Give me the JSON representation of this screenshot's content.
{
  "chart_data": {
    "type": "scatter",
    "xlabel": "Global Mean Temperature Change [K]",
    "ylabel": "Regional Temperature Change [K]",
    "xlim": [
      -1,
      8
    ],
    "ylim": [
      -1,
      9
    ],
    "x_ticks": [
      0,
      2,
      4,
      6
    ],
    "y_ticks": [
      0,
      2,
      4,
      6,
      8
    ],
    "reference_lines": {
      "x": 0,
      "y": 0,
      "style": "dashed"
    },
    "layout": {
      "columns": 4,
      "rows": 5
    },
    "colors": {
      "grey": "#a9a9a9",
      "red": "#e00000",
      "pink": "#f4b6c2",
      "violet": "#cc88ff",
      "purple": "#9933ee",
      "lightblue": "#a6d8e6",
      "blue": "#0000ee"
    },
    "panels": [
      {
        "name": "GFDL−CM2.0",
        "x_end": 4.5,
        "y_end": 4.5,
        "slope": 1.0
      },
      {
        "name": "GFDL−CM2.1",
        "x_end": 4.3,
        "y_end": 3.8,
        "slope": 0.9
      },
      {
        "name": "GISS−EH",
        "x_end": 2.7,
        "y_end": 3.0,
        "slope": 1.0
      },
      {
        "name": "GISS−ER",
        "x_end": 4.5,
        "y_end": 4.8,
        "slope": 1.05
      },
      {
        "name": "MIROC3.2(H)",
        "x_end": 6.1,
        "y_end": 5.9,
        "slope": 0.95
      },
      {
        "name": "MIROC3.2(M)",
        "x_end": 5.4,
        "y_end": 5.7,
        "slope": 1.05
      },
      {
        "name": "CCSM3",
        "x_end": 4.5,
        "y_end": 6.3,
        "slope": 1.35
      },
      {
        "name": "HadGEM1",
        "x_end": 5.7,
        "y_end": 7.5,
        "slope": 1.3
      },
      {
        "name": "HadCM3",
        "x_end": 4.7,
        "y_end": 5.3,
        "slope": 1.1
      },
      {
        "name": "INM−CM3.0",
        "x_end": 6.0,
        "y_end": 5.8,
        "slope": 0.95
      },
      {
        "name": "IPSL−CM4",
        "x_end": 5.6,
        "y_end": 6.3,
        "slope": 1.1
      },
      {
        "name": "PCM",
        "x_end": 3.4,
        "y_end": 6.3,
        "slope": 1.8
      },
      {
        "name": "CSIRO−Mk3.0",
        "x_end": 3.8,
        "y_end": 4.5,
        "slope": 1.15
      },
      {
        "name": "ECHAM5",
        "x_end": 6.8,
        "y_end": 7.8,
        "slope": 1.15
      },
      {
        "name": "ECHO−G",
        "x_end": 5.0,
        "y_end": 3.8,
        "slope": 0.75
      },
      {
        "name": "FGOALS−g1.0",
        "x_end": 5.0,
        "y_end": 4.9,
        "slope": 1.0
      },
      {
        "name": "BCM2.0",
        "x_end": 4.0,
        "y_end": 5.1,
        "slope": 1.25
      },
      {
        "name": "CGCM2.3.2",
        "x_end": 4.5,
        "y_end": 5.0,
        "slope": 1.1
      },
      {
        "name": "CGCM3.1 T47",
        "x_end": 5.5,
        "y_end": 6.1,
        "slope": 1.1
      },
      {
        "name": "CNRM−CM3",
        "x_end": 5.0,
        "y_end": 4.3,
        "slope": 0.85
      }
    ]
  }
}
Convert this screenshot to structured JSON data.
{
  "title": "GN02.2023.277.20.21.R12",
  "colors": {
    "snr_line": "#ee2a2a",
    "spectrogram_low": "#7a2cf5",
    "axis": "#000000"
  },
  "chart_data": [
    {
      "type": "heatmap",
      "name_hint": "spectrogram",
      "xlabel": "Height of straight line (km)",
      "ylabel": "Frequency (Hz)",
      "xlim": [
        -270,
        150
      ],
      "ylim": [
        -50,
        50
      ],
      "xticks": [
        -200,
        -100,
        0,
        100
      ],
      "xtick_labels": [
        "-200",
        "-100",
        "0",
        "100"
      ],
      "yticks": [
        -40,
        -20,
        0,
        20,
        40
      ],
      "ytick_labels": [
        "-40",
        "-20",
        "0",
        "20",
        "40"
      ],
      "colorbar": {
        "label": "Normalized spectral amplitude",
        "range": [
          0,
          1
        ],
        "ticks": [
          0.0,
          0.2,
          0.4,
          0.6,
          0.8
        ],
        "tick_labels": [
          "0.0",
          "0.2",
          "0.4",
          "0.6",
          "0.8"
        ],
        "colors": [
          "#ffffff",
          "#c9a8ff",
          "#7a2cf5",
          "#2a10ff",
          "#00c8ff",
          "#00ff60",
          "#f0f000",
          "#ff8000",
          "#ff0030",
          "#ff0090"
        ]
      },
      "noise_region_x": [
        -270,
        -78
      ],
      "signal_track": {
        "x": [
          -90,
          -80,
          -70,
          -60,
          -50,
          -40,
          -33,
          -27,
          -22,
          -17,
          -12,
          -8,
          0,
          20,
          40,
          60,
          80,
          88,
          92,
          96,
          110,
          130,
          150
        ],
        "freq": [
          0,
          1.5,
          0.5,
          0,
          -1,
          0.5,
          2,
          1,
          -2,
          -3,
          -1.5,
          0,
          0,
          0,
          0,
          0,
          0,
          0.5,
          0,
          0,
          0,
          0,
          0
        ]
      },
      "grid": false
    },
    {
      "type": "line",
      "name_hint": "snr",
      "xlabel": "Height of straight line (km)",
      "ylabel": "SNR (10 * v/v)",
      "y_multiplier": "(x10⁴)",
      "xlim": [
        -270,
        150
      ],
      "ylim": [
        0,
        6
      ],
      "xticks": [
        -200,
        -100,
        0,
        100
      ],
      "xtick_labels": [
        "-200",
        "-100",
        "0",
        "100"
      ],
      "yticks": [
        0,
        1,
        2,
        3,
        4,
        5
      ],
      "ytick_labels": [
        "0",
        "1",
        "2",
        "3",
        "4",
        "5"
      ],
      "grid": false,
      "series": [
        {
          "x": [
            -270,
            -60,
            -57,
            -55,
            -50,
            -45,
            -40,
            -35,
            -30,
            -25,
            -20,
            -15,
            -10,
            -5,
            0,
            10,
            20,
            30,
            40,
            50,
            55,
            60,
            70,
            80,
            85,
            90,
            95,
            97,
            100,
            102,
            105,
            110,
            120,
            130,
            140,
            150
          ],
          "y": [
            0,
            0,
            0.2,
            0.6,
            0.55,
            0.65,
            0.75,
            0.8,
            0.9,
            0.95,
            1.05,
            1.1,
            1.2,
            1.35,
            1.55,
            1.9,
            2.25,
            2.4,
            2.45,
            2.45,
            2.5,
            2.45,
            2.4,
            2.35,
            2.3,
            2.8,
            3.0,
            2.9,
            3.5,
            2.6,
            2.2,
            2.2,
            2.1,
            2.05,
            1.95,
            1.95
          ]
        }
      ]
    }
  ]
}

Task objective: Every line of the data above should be reproduced word for word.

Correct response:
Give me the JSON representation of this screenshot's content.
{
  "chart_data": {
    "type": "scatter",
    "xlabel": "Global Mean Temperature Change [K]",
    "ylabel": "Regional Temperature Change [K]",
    "xlim": [
      -1,
      8
    ],
    "ylim": [
      -1,
      9
    ],
    "x_ticks": [
      0,
      2,
      4,
      6
    ],
    "y_ticks": [
      0,
      2,
      4,
      6,
      8
    ],
    "reference_lines": {
      "x": 0,
      "y": 0,
      "style": "dashed"
    },
    "layout": {
      "columns": 4,
      "rows": 5
    },
    "colors": {
      "grey": "#a9a9a9",
      "red": "#e00000",
      "pink": "#f4b6c2",
      "violet": "#cc88ff",
      "purple": "#9933ee",
      "lightblue": "#a6d8e6",
      "blue": "#0000ee"
    },
    "panels": [
      {
        "name": "GFDL−CM2.0",
        "x_end": 4.5,
        "y_end": 4.5,
        "slope": 1.0
      },
      {
        "name": "GFDL−CM2.1",
        "x_end": 4.3,
        "y_end": 3.8,
        "slope": 0.9
      },
      {
        "name": "GISS−EH",
        "x_end": 2.7,
        "y_end": 3.0,
        "slope": 1.0
      },
      {
        "name": "GISS−ER",
        "x_end": 4.5,
        "y_end": 4.8,
        "slope": 1.05
      },
      {
        "name": "MIROC3.2(H)",
        "x_end": 6.1,
        "y_end": 5.9,
        "slope": 0.95
      },
      {
        "name": "MIROC3.2(M)",
        "x_end": 5.4,
        "y_end": 5.7,
        "slope": 1.05
      },
      {
        "name": "CCSM3",
        "x_end": 4.5,
        "y_end": 6.3,
        "slope": 1.35
      },
      {
        "name": "HadGEM1",
        "x_end": 5.7,
        "y_end": 7.5,
        "slope": 1.3
      },
      {
        "name": "HadCM3",
        "x_end": 4.7,
        "y_end": 5.3,
        "slope": 1.1
      },
      {
        "name": "INM−CM3.0",
        "x_end": 6.0,
        "y_end": 5.8,
        "slope": 0.95
      },
      {
        "name": "IPSL−CM4",
        "x_end": 5.6,
        "y_end": 6.3,
        "slope": 1.1
      },
      {
        "name": "PCM",
        "x_end": 3.4,
        "y_end": 6.3,
        "slope": 1.8
      },
      {
        "name": "CSIRO−Mk3.0",
        "x_end": 3.8,
        "y_end": 4.5,
        "slope": 1.15
      },
      {
        "name": "ECHAM5",
        "x_end": 6.8,
        "y_end": 7.8,
        "slope": 1.15
      },
      {
        "name": "ECHO−G",
        "x_end": 5.0,
        "y_end": 3.8,
        "slope": 0.75
      },
      {
        "name": "FGOALS−g1.0",
        "x_end": 5.0,
        "y_end": 4.9,
        "slope": 1.0
      },
      {
        "name": "BCM2.0",
        "x_end": 4.0,
        "y_end": 5.1,
        "slope": 1.25
      },
      {
        "name": "CGCM2.3.2",
        "x_end": 4.5,
        "y_end": 5.0,
        "slope": 1.1
      },
      {
        "name": "CGCM3.1 T47",
        "x_end": 5.5,
        "y_end": 6.1,
        "slope": 1.1
      },
      {
        "name": "CNRM−CM3",
        "x_end": 5.0,
        "y_end": 4.3,
        "slope": 0.85
      }
    ]
  }
}
Convert this screenshot to structured JSON data.
{
  "title": "GN02.2023.277.20.21.R12",
  "colors": {
    "snr_line": "#ee2a2a",
    "spectrogram_low": "#7a2cf5",
    "axis": "#000000"
  },
  "chart_data": [
    {
      "type": "heatmap",
      "name_hint": "spectrogram",
      "xlabel": "Height of straight line (km)",
      "ylabel": "Frequency (Hz)",
      "xlim": [
        -270,
        150
      ],
      "ylim": [
        -50,
        50
      ],
      "xticks": [
        -200,
        -100,
        0,
        100
      ],
      "xtick_labels": [
        "-200",
        "-100",
        "0",
        "100"
      ],
      "yticks": [
        -40,
        -20,
        0,
        20,
        40
      ],
      "ytick_labels": [
        "-40",
        "-20",
        "0",
        "20",
        "40"
      ],
      "colorbar": {
        "label": "Normalized spectral amplitude",
        "range": [
          0,
          1
        ],
        "ticks": [
          0.0,
          0.2,
          0.4,
          0.6,
          0.8
        ],
        "tick_labels": [
          "0.0",
          "0.2",
          "0.4",
          "0.6",
          "0.8"
        ],
        "colors": [
          "#ffffff",
          "#c9a8ff",
          "#7a2cf5",
          "#2a10ff",
          "#00c8ff",
          "#00ff60",
          "#f0f000",
          "#ff8000",
          "#ff0030",
          "#ff0090"
        ]
      },
      "noise_region_x": [
        -270,
        -78
      ],
      "signal_track": {
        "x": [
          -90,
          -80,
          -70,
          -60,
          -50,
          -40,
          -33,
          -27,
          -22,
          -17,
          -12,
          -8,
          0,
          20,
          40,
          60,
          80,
          88,
          92,
          96,
          110,
          130,
          150
        ],
        "freq": [
          0,
          1.5,
          0.5,
          0,
          -1,
          0.5,
          2,
          1,
          -2,
          -3,
          -1.5,
          0,
          0,
          0,
          0,
          0,
          0,
          0.5,
          0,
          0,
          0,
          0,
          0
        ]
      },
      "grid": false
    },
    {
      "type": "line",
      "name_hint": "snr",
      "xlabel": "Height of straight line (km)",
      "ylabel": "SNR (10 * v/v)",
      "y_multiplier": "(x10⁴)",
      "xlim": [
        -270,
        150
      ],
      "ylim": [
        0,
        6
      ],
      "xticks": [
        -200,
        -100,
        0,
        100
      ],
      "xtick_labels": [
        "-200",
        "-100",
        "0",
        "100"
      ],
      "yticks": [
        0,
        1,
        2,
        3,
        4,
        5
      ],
      "ytick_labels": [
        "0",
        "1",
        "2",
        "3",
        "4",
        "5"
      ],
      "grid": false,
      "series": [
        {
          "x": [
            -270,
            -60,
            -57,
            -55,
            -50,
            -45,
            -40,
            -35,
            -30,
            -25,
            -20,
            -15,
            -10,
            -5,
            0,
            10,
            20,
            30,
            40,
            50,
            55,
            60,
            70,
            80,
            85,
            90,
            95,
            97,
            100,
            102,
            105,
            110,
            120,
            130,
            140,
            150
          ],
          "y": [
            0,
            0,
            0.2,
            0.6,
            0.55,
            0.65,
            0.75,
            0.8,
            0.9,
            0.95,
            1.05,
            1.1,
            1.2,
            1.35,
            1.55,
            1.9,
            2.25,
            2.4,
            2.45,
            2.45,
            2.5,
            2.45,
            2.4,
            2.35,
            2.3,
            2.8,
            3.0,
            2.9,
            3.5,
            2.6,
            2.2,
            2.2,
            2.1,
            2.05,
            1.95,
            1.95
          ]
        }
      ]
    }
  ]
}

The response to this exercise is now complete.